▶ _Goal_
Filter the records below and copy every line containing the word "screenshot".

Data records
____________________
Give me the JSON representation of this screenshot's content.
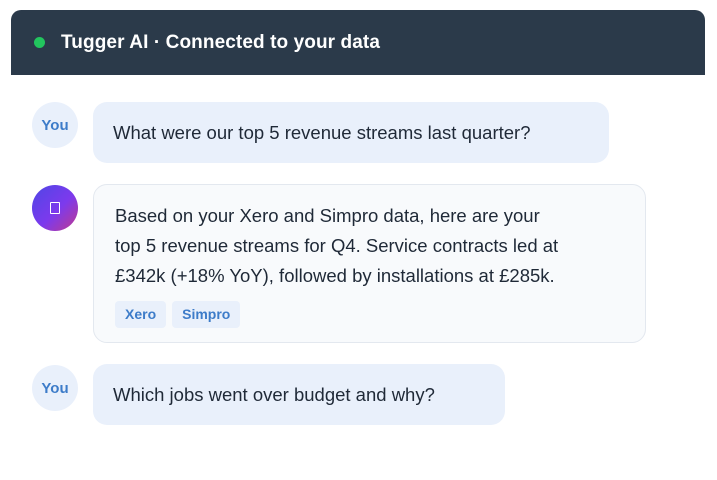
{
  "header": {
    "title": "Tugger AI · Connected to your data"
  },
  "messages": [
    {
      "role": "user",
      "avatar_label": "You",
      "text": "What were our top 5 revenue streams last quarter?"
    },
    {
      "role": "assistant",
      "avatar_icon": "ai-assistant-icon",
      "lines": [
        "Based on your Xero and Simpro data, here are your",
        "top 5 revenue streams for Q4. Service contracts led at",
        "£342k (+18% YoY), followed by installations at £285k."
      ],
      "sources": [
        "Xero",
        "Simpro"
      ]
    },
    {
      "role": "user",
      "avatar_label": "You",
      "text": "Which jobs went over budget and why?"
    }
  ],
  "colors": {
    "header_bg": "#2b3a4a",
    "status_dot": "#22c55e",
    "user_bubble": "#e9f0fb",
    "accent": "#3d7cc9"
  }
}
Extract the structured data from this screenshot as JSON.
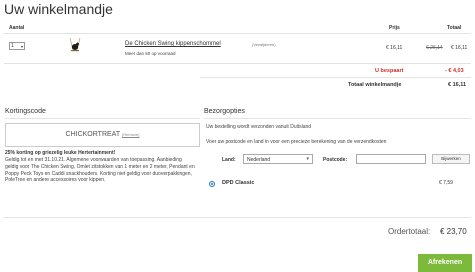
{
  "page": {
    "title": "Uw winkelmandje"
  },
  "cart": {
    "headers": {
      "quantity": "Aantal",
      "price": "Prijs",
      "total": "Totaal"
    },
    "item": {
      "quantity": "1",
      "name": "De Chicken Swing kippenschommel",
      "variant": "(Verwijderen)",
      "stock": "Meer dan 50 op voorraad",
      "price": "€ 16,11",
      "old_total": "€ 26,14",
      "total": "€ 16,11"
    },
    "savings": {
      "label": "U bespaart",
      "value": "- € 4,03"
    },
    "grand": {
      "label": "Totaal winkelmandje",
      "value": "€ 16,11"
    }
  },
  "coupon": {
    "heading": "Kortingscode",
    "code": "CHICKORTREAT",
    "remove_label": "(Remove)",
    "promo_title": "25% korting op griezelig leuke Hertertainment!",
    "promo_body": "Geldig tot en met 31.10.21. Algemene voorwaarden van toepassing. Aanbieding geldig voor The Chicken Swing, Omlet zitstokken van 1 meter en 2 meter, Pendant en Poppy Peck Toys en Caddi snackhouders. Korting niet geldig voor duoverpakkingen, PoleTree en andere accessoires voor kippen."
  },
  "shipping": {
    "heading": "Bezorgopties",
    "from_text": "Uw bestelling wordt verzonden vanuit Duitsland",
    "instruction": "Voer uw postcode en land in voor een precieze berekening van de verzendkosten",
    "country_label": "Land:",
    "country_value": "Nederland",
    "postcode_label": "Postcode:",
    "update_button": "Bijwerken",
    "option": {
      "name": "DPD Classic",
      "price": "€ 7,59",
      "selected": true
    }
  },
  "summary": {
    "label": "Ordertotaal:",
    "value": "€ 23,70"
  },
  "checkout": {
    "label": "Afrekenen"
  },
  "colors": {
    "accent_green": "#7db93a",
    "savings_red": "#c9302c",
    "radio_blue": "#1b6ac9"
  }
}
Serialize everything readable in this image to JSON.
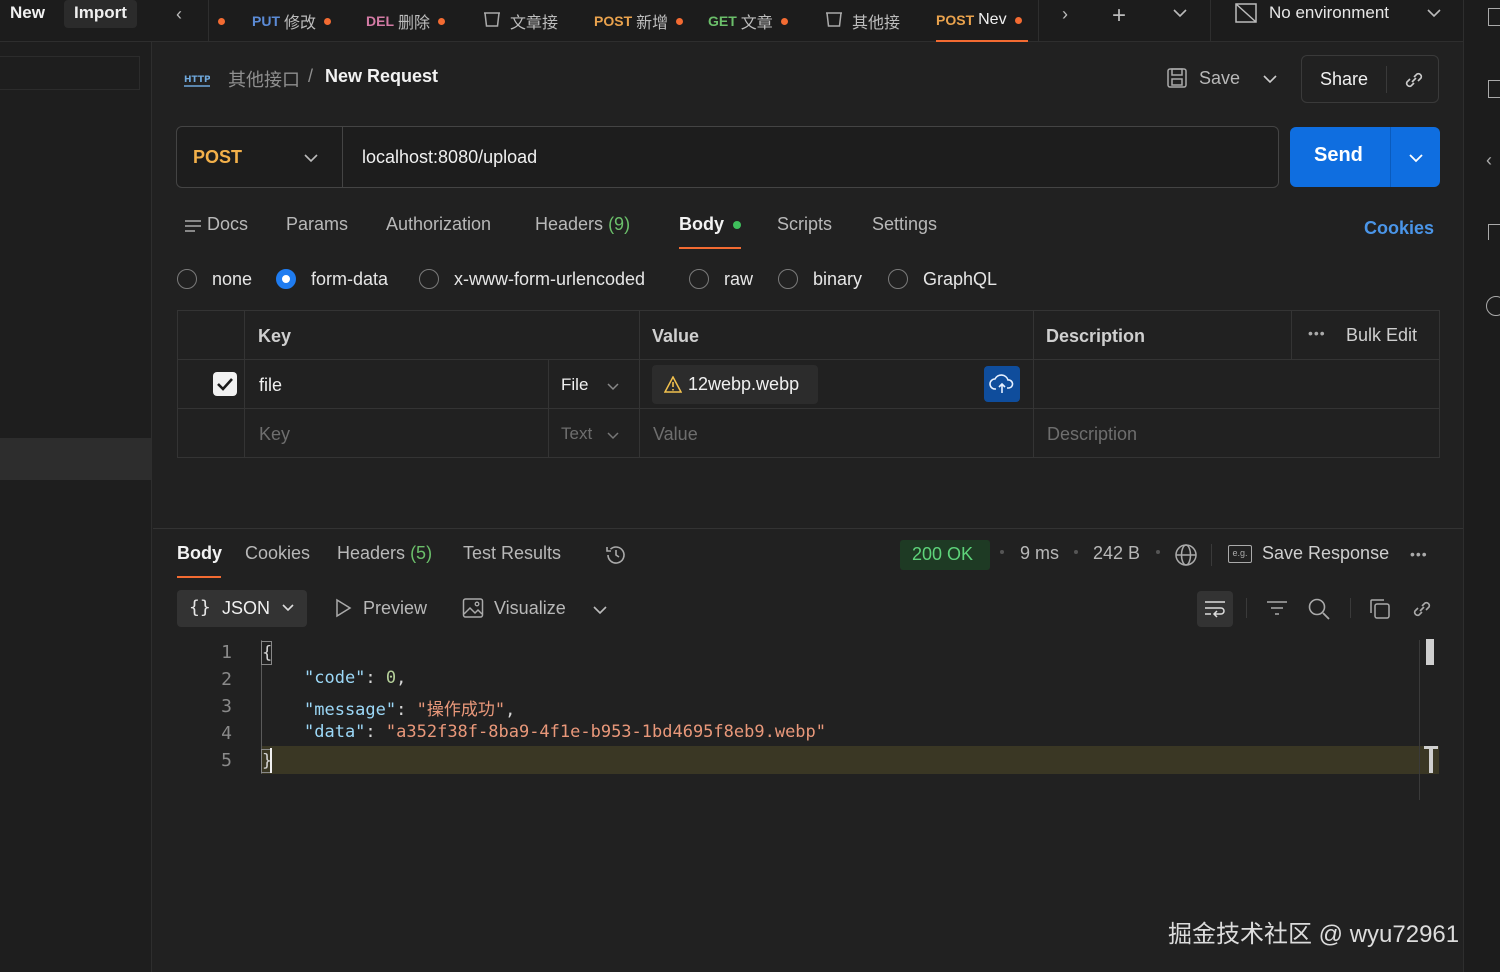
{
  "topbar": {
    "new_label": "New",
    "import_label": "Import",
    "tabs": [
      {
        "method": "PUT",
        "name": "修改",
        "method_color": "#5b8bd6",
        "dirty": true
      },
      {
        "method": "DEL",
        "name": "删除",
        "method_color": "#d47ba5",
        "dirty": true
      },
      {
        "method": "",
        "name": "文章接",
        "method_color": "",
        "dirty": false
      },
      {
        "method": "POST",
        "name": "新增",
        "method_color": "#e9a24d",
        "dirty": true
      },
      {
        "method": "GET",
        "name": "文章",
        "method_color": "#6bbf6a",
        "dirty": true
      },
      {
        "method": "",
        "name": "其他接",
        "method_color": "",
        "dirty": false
      },
      {
        "method": "POST",
        "name": "Nev",
        "method_color": "#e9a24d",
        "dirty": true
      }
    ],
    "environment": "No environment"
  },
  "header": {
    "protocol_icon": "HTTP",
    "collection": "其他接口",
    "separator": "/",
    "request_name": "New Request",
    "save_label": "Save",
    "share_label": "Share"
  },
  "request": {
    "method": "POST",
    "method_color": "#f2b04a",
    "url": "localhost:8080/upload",
    "send_label": "Send"
  },
  "request_tabs": {
    "docs": "Docs",
    "params": "Params",
    "authorization": "Authorization",
    "headers": "Headers",
    "headers_count": "(9)",
    "body": "Body",
    "scripts": "Scripts",
    "settings": "Settings",
    "cookies": "Cookies",
    "active": "Body"
  },
  "body_types": {
    "options": [
      "none",
      "form-data",
      "x-www-form-urlencoded",
      "raw",
      "binary",
      "GraphQL"
    ],
    "selected": "form-data"
  },
  "form_table": {
    "headers": {
      "key": "Key",
      "value": "Value",
      "description": "Description",
      "bulk_edit": "Bulk Edit"
    },
    "rows": [
      {
        "checked": true,
        "key": "file",
        "type": "File",
        "value": "12webp.webp",
        "description": ""
      }
    ],
    "placeholder": {
      "key": "Key",
      "type": "Text",
      "value": "Value",
      "description": "Description"
    }
  },
  "response": {
    "tabs": {
      "body": "Body",
      "cookies": "Cookies",
      "headers": "Headers",
      "headers_count": "(5)",
      "test_results": "Test Results"
    },
    "status": "200 OK",
    "time": "9 ms",
    "size": "242 B",
    "save_response": "Save Response",
    "format": "JSON",
    "preview": "Preview",
    "visualize": "Visualize",
    "line_numbers": [
      "1",
      "2",
      "3",
      "4",
      "5"
    ],
    "json": {
      "open": "{",
      "code_key": "\"code\"",
      "code_val": "0",
      "message_key": "\"message\"",
      "message_val": "\"操作成功\"",
      "data_key": "\"data\"",
      "data_val": "\"a352f38f-8ba9-4f1e-b953-1bd4695f8eb9.webp\"",
      "close": "}"
    }
  },
  "watermark": "掘金技术社区 @ wyu72961"
}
____________________
▶ _Response to this exercise_
Give me the JSON representation of this screenshot's content.
Extract the structured data from this screenshot as JSON.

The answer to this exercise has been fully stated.